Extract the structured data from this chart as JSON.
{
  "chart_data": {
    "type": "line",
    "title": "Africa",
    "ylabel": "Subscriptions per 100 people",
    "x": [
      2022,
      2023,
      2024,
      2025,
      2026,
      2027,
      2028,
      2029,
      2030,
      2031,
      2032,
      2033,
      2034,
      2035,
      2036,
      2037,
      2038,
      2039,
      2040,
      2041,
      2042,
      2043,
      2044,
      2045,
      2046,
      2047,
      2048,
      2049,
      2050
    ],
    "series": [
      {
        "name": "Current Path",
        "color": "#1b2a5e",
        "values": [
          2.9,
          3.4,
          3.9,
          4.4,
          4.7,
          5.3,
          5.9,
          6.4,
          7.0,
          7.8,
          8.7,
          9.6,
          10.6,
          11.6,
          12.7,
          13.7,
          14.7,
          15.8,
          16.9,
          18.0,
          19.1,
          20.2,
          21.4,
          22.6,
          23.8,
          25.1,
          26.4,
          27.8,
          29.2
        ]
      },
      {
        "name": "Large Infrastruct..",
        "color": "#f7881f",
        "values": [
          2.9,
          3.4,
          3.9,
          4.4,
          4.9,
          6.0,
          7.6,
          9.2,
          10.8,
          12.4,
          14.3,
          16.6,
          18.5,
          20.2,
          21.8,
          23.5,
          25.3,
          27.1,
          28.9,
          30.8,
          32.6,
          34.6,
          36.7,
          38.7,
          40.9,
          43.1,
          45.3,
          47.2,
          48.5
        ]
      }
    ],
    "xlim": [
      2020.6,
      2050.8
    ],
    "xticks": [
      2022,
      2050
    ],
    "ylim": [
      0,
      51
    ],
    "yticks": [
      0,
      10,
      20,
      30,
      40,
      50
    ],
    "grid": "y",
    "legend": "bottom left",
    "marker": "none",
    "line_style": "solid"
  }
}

■ **Task prompt**:
Go through the material above and count the lines that include "name". Give the number alone.

■ **Written answer**:
2